··· Records shown ···
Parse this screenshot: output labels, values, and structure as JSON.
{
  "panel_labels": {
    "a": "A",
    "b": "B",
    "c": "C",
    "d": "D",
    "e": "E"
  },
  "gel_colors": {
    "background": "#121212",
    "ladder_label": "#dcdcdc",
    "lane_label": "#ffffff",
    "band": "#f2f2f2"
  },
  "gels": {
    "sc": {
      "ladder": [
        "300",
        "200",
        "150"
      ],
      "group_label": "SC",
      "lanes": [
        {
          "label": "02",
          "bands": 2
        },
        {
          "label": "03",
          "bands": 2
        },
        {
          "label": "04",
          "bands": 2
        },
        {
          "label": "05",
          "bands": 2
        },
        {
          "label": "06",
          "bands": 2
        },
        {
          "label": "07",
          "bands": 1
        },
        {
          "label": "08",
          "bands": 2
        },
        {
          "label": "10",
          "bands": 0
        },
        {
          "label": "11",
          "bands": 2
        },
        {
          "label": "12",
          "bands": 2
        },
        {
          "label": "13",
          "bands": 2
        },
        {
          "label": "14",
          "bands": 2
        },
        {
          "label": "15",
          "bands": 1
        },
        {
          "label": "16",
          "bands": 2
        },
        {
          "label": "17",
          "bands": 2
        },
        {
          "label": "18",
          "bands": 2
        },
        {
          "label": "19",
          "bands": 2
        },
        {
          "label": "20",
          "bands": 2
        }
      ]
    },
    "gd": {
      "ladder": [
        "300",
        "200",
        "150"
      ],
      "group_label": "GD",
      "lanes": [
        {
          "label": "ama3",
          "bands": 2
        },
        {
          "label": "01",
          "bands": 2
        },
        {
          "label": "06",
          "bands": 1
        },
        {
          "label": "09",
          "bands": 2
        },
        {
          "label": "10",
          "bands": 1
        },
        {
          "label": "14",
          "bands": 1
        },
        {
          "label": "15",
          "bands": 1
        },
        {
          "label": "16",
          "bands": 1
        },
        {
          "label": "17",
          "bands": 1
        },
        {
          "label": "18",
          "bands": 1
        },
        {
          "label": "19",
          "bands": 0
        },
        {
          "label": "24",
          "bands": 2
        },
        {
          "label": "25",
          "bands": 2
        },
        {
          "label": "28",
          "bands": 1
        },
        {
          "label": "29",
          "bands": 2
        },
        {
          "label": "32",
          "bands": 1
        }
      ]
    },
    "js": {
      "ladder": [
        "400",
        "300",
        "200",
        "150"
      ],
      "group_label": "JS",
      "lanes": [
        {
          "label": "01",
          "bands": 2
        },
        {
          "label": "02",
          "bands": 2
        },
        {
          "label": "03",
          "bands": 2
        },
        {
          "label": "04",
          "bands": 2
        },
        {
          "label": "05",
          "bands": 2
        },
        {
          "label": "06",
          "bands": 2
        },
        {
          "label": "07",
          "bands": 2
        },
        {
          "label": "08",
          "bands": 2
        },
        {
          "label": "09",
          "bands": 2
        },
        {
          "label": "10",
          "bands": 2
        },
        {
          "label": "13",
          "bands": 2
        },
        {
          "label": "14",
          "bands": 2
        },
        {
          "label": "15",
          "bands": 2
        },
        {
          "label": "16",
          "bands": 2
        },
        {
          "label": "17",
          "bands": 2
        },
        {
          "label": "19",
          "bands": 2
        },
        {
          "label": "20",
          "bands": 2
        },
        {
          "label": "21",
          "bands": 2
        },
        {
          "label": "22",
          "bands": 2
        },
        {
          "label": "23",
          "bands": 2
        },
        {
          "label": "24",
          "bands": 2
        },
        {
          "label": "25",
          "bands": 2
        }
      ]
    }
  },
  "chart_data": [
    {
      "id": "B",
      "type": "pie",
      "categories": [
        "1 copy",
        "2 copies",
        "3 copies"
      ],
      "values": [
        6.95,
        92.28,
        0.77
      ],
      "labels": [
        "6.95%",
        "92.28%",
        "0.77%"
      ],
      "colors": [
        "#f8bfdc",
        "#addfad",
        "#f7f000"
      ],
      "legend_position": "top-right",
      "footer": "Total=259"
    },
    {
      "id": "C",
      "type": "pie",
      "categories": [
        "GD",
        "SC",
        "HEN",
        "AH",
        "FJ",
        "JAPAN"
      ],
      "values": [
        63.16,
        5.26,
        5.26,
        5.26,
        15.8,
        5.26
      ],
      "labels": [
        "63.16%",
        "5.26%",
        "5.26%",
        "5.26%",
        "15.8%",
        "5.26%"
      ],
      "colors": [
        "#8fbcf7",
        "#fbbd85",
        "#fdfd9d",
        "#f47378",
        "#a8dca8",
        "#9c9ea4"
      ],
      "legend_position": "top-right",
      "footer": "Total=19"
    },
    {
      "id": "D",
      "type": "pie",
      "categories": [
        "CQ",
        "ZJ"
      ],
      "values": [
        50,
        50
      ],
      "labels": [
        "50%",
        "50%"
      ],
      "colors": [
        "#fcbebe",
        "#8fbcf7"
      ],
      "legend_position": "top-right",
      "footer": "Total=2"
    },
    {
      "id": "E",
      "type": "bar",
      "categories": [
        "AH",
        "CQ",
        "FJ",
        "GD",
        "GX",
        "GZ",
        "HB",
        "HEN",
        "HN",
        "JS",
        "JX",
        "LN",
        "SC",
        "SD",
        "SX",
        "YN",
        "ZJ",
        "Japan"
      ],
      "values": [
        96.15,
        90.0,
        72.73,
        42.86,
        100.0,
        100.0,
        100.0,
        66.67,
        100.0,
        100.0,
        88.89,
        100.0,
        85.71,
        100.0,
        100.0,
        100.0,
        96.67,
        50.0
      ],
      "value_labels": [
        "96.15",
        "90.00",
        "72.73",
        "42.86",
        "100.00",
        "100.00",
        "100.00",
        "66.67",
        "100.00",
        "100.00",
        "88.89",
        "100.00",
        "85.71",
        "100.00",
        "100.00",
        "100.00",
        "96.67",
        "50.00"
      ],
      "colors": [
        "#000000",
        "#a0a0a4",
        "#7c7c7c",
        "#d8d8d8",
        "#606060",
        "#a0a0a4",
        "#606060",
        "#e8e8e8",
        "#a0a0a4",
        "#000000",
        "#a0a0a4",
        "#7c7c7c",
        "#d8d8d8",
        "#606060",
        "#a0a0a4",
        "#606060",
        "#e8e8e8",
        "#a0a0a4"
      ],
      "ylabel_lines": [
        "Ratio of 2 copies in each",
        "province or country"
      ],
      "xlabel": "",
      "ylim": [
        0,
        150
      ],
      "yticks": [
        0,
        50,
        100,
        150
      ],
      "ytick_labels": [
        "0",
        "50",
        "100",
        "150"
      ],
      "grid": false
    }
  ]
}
···
Required task
Please reproduce all of the entries exactly as they stand.

Output of the exercise
Parse this screenshot: output labels, values, and structure as JSON.
{
  "panel_labels": {
    "a": "A",
    "b": "B",
    "c": "C",
    "d": "D",
    "e": "E"
  },
  "gel_colors": {
    "background": "#121212",
    "ladder_label": "#dcdcdc",
    "lane_label": "#ffffff",
    "band": "#f2f2f2"
  },
  "gels": {
    "sc": {
      "ladder": [
        "300",
        "200",
        "150"
      ],
      "group_label": "SC",
      "lanes": [
        {
          "label": "02",
          "bands": 2
        },
        {
          "label": "03",
          "bands": 2
        },
        {
          "label": "04",
          "bands": 2
        },
        {
          "label": "05",
          "bands": 2
        },
        {
          "label": "06",
          "bands": 2
        },
        {
          "label": "07",
          "bands": 1
        },
        {
          "label": "08",
          "bands": 2
        },
        {
          "label": "10",
          "bands": 0
        },
        {
          "label": "11",
          "bands": 2
        },
        {
          "label": "12",
          "bands": 2
        },
        {
          "label": "13",
          "bands": 2
        },
        {
          "label": "14",
          "bands": 2
        },
        {
          "label": "15",
          "bands": 1
        },
        {
          "label": "16",
          "bands": 2
        },
        {
          "label": "17",
          "bands": 2
        },
        {
          "label": "18",
          "bands": 2
        },
        {
          "label": "19",
          "bands": 2
        },
        {
          "label": "20",
          "bands": 2
        }
      ]
    },
    "gd": {
      "ladder": [
        "300",
        "200",
        "150"
      ],
      "group_label": "GD",
      "lanes": [
        {
          "label": "ama3",
          "bands": 2
        },
        {
          "label": "01",
          "bands": 2
        },
        {
          "label": "06",
          "bands": 1
        },
        {
          "label": "09",
          "bands": 2
        },
        {
          "label": "10",
          "bands": 1
        },
        {
          "label": "14",
          "bands": 1
        },
        {
          "label": "15",
          "bands": 1
        },
        {
          "label": "16",
          "bands": 1
        },
        {
          "label": "17",
          "bands": 1
        },
        {
          "label": "18",
          "bands": 1
        },
        {
          "label": "19",
          "bands": 0
        },
        {
          "label": "24",
          "bands": 2
        },
        {
          "label": "25",
          "bands": 2
        },
        {
          "label": "28",
          "bands": 1
        },
        {
          "label": "29",
          "bands": 2
        },
        {
          "label": "32",
          "bands": 1
        }
      ]
    },
    "js": {
      "ladder": [
        "400",
        "300",
        "200",
        "150"
      ],
      "group_label": "JS",
      "lanes": [
        {
          "label": "01",
          "bands": 2
        },
        {
          "label": "02",
          "bands": 2
        },
        {
          "label": "03",
          "bands": 2
        },
        {
          "label": "04",
          "bands": 2
        },
        {
          "label": "05",
          "bands": 2
        },
        {
          "label": "06",
          "bands": 2
        },
        {
          "label": "07",
          "bands": 2
        },
        {
          "label": "08",
          "bands": 2
        },
        {
          "label": "09",
          "bands": 2
        },
        {
          "label": "10",
          "bands": 2
        },
        {
          "label": "13",
          "bands": 2
        },
        {
          "label": "14",
          "bands": 2
        },
        {
          "label": "15",
          "bands": 2
        },
        {
          "label": "16",
          "bands": 2
        },
        {
          "label": "17",
          "bands": 2
        },
        {
          "label": "19",
          "bands": 2
        },
        {
          "label": "20",
          "bands": 2
        },
        {
          "label": "21",
          "bands": 2
        },
        {
          "label": "22",
          "bands": 2
        },
        {
          "label": "23",
          "bands": 2
        },
        {
          "label": "24",
          "bands": 2
        },
        {
          "label": "25",
          "bands": 2
        }
      ]
    }
  },
  "chart_data": [
    {
      "id": "B",
      "type": "pie",
      "categories": [
        "1 copy",
        "2 copies",
        "3 copies"
      ],
      "values": [
        6.95,
        92.28,
        0.77
      ],
      "labels": [
        "6.95%",
        "92.28%",
        "0.77%"
      ],
      "colors": [
        "#f8bfdc",
        "#addfad",
        "#f7f000"
      ],
      "legend_position": "top-right",
      "footer": "Total=259"
    },
    {
      "id": "C",
      "type": "pie",
      "categories": [
        "GD",
        "SC",
        "HEN",
        "AH",
        "FJ",
        "JAPAN"
      ],
      "values": [
        63.16,
        5.26,
        5.26,
        5.26,
        15.8,
        5.26
      ],
      "labels": [
        "63.16%",
        "5.26%",
        "5.26%",
        "5.26%",
        "15.8%",
        "5.26%"
      ],
      "colors": [
        "#8fbcf7",
        "#fbbd85",
        "#fdfd9d",
        "#f47378",
        "#a8dca8",
        "#9c9ea4"
      ],
      "legend_position": "top-right",
      "footer": "Total=19"
    },
    {
      "id": "D",
      "type": "pie",
      "categories": [
        "CQ",
        "ZJ"
      ],
      "values": [
        50,
        50
      ],
      "labels": [
        "50%",
        "50%"
      ],
      "colors": [
        "#fcbebe",
        "#8fbcf7"
      ],
      "legend_position": "top-right",
      "footer": "Total=2"
    },
    {
      "id": "E",
      "type": "bar",
      "categories": [
        "AH",
        "CQ",
        "FJ",
        "GD",
        "GX",
        "GZ",
        "HB",
        "HEN",
        "HN",
        "JS",
        "JX",
        "LN",
        "SC",
        "SD",
        "SX",
        "YN",
        "ZJ",
        "Japan"
      ],
      "values": [
        96.15,
        90.0,
        72.73,
        42.86,
        100.0,
        100.0,
        100.0,
        66.67,
        100.0,
        100.0,
        88.89,
        100.0,
        85.71,
        100.0,
        100.0,
        100.0,
        96.67,
        50.0
      ],
      "value_labels": [
        "96.15",
        "90.00",
        "72.73",
        "42.86",
        "100.00",
        "100.00",
        "100.00",
        "66.67",
        "100.00",
        "100.00",
        "88.89",
        "100.00",
        "85.71",
        "100.00",
        "100.00",
        "100.00",
        "96.67",
        "50.00"
      ],
      "colors": [
        "#000000",
        "#a0a0a4",
        "#7c7c7c",
        "#d8d8d8",
        "#606060",
        "#a0a0a4",
        "#606060",
        "#e8e8e8",
        "#a0a0a4",
        "#000000",
        "#a0a0a4",
        "#7c7c7c",
        "#d8d8d8",
        "#606060",
        "#a0a0a4",
        "#606060",
        "#e8e8e8",
        "#a0a0a4"
      ],
      "ylabel_lines": [
        "Ratio of 2 copies in each",
        "province or country"
      ],
      "xlabel": "",
      "ylim": [
        0,
        150
      ],
      "yticks": [
        0,
        50,
        100,
        150
      ],
      "ytick_labels": [
        "0",
        "50",
        "100",
        "150"
      ],
      "grid": false
    }
  ]
}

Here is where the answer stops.